-- START --

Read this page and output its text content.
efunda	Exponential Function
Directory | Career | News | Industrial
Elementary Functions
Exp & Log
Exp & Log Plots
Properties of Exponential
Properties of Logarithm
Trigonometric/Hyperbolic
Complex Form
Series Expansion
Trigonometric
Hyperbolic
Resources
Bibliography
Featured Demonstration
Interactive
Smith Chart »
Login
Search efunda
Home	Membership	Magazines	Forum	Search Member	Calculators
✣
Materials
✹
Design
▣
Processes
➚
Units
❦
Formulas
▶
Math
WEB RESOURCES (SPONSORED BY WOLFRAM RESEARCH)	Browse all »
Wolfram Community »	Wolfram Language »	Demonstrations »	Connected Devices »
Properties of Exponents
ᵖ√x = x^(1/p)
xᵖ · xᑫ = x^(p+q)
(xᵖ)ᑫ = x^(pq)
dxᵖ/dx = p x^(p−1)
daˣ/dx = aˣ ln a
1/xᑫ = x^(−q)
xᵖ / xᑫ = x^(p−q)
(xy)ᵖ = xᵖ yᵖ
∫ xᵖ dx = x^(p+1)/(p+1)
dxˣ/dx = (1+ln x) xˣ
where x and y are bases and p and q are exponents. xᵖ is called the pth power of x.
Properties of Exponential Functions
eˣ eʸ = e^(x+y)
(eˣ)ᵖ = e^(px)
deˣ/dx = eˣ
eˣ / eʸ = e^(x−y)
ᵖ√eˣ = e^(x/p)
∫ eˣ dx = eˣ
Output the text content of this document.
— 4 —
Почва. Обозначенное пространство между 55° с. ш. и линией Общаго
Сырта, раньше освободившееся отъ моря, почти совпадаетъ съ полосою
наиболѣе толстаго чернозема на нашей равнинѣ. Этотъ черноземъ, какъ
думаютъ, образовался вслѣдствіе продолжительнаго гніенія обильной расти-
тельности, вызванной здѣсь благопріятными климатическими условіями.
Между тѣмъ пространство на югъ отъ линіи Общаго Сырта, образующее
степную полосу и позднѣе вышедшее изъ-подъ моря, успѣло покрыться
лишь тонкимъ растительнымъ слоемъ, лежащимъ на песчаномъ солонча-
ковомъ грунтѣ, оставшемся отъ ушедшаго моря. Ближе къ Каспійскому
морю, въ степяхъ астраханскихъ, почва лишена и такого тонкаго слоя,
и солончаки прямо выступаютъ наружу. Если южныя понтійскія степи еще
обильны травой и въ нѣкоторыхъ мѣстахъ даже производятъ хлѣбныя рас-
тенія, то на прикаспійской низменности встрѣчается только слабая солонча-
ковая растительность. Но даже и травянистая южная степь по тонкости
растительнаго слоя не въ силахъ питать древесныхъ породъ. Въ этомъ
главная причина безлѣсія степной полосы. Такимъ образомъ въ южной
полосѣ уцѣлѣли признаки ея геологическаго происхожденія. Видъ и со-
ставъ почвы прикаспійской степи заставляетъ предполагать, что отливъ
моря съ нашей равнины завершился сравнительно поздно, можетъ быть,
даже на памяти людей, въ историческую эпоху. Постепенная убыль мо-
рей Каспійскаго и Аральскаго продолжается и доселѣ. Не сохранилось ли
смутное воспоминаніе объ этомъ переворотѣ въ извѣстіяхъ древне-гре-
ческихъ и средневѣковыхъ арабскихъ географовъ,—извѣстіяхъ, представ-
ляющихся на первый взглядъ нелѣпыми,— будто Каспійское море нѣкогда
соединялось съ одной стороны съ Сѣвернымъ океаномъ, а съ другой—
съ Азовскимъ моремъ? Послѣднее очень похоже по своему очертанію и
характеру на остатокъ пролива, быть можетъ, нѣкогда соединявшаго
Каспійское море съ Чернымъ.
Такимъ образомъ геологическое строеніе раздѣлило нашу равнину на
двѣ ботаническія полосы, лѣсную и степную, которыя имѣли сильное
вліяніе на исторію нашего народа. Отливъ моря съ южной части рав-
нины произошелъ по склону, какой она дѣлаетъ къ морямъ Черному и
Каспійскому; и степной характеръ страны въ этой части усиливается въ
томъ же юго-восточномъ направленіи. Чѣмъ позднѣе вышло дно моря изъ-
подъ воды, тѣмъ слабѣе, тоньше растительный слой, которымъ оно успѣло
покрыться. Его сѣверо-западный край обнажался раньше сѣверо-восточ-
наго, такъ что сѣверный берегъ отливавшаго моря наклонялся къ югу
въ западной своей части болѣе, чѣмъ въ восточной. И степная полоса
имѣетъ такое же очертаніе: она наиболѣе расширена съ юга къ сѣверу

-- END --

WHAT YOU ARE ASKED TO DO:
Output every record above exactly as it appears.

WRITTEN RESPONSE:
Read this page and output its text content.
efunda	Exponential Function
Directory | Career | News | Industrial
Elementary Functions
Exp & Log
Exp & Log Plots
Properties of Exponential
Properties of Logarithm
Trigonometric/Hyperbolic
Complex Form
Series Expansion
Trigonometric
Hyperbolic
Resources
Bibliography
Featured Demonstration
Interactive
Smith Chart »
Login
Search efunda
Home	Membership	Magazines	Forum	Search Member	Calculators
✣
Materials
✹
Design
▣
Processes
➚
Units
❦
Formulas
▶
Math
WEB RESOURCES (SPONSORED BY WOLFRAM RESEARCH)	Browse all »
Wolfram Community »	Wolfram Language »	Demonstrations »	Connected Devices »
Properties of Exponents
ᵖ√x = x^(1/p)
xᵖ · xᑫ = x^(p+q)
(xᵖ)ᑫ = x^(pq)
dxᵖ/dx = p x^(p−1)
daˣ/dx = aˣ ln a
1/xᑫ = x^(−q)
xᵖ / xᑫ = x^(p−q)
(xy)ᵖ = xᵖ yᵖ
∫ xᵖ dx = x^(p+1)/(p+1)
dxˣ/dx = (1+ln x) xˣ
where x and y are bases and p and q are exponents. xᵖ is called the pth power of x.
Properties of Exponential Functions
eˣ eʸ = e^(x+y)
(eˣ)ᵖ = e^(px)
deˣ/dx = eˣ
eˣ / eʸ = e^(x−y)
ᵖ√eˣ = e^(x/p)
∫ eˣ dx = eˣ
Output the text content of this document.
— 4 —
Почва. Обозначенное пространство между 55° с. ш. и линией Общаго
Сырта, раньше освободившееся отъ моря, почти совпадаетъ съ полосою
наиболѣе толстаго чернозема на нашей равнинѣ. Этотъ черноземъ, какъ
думаютъ, образовался вслѣдствіе продолжительнаго гніенія обильной расти-
тельности, вызванной здѣсь благопріятными климатическими условіями.
Между тѣмъ пространство на югъ отъ линіи Общаго Сырта, образующее
степную полосу и позднѣе вышедшее изъ-подъ моря, успѣло покрыться
лишь тонкимъ растительнымъ слоемъ, лежащимъ на песчаномъ солонча-
ковомъ грунтѣ, оставшемся отъ ушедшаго моря. Ближе къ Каспійскому
морю, въ степяхъ астраханскихъ, почва лишена и такого тонкаго слоя,
и солончаки прямо выступаютъ наружу. Если южныя понтійскія степи еще
обильны травой и въ нѣкоторыхъ мѣстахъ даже производятъ хлѣбныя рас-
тенія, то на прикаспійской низменности встрѣчается только слабая солонча-
ковая растительность. Но даже и травянистая южная степь по тонкости
растительнаго слоя не въ силахъ питать древесныхъ породъ. Въ этомъ
главная причина безлѣсія степной полосы. Такимъ образомъ въ южной
полосѣ уцѣлѣли признаки ея геологическаго происхожденія. Видъ и со-
ставъ почвы прикаспійской степи заставляетъ предполагать, что отливъ
моря съ нашей равнины завершился сравнительно поздно, можетъ быть,
даже на памяти людей, въ историческую эпоху. Постепенная убыль мо-
рей Каспійскаго и Аральскаго продолжается и доселѣ. Не сохранилось ли
смутное воспоминаніе объ этомъ переворотѣ въ извѣстіяхъ древне-гре-
ческихъ и средневѣковыхъ арабскихъ географовъ,—извѣстіяхъ, представ-
ляющихся на первый взглядъ нелѣпыми,— будто Каспійское море нѣкогда
соединялось съ одной стороны съ Сѣвернымъ океаномъ, а съ другой—
съ Азовскимъ моремъ? Послѣднее очень похоже по своему очертанію и
характеру на остатокъ пролива, быть можетъ, нѣкогда соединявшаго
Каспійское море съ Чернымъ.
Такимъ образомъ геологическое строеніе раздѣлило нашу равнину на
двѣ ботаническія полосы, лѣсную и степную, которыя имѣли сильное
вліяніе на исторію нашего народа. Отливъ моря съ южной части рав-
нины произошелъ по склону, какой она дѣлаетъ къ морямъ Черному и
Каспійскому; и степной характеръ страны въ этой части усиливается въ
томъ же юго-восточномъ направленіи. Чѣмъ позднѣе вышло дно моря изъ-
подъ воды, тѣмъ слабѣе, тоньше растительный слой, которымъ оно успѣло
покрыться. Его сѣверо-западный край обнажался раньше сѣверо-восточ-
наго, такъ что сѣверный берегъ отливавшаго моря наклонялся къ югу
въ западной своей части болѣе, чѣмъ въ восточной. И степная полоса
имѣетъ такое же очертаніе: она наиболѣе расширена съ юга къ сѣверу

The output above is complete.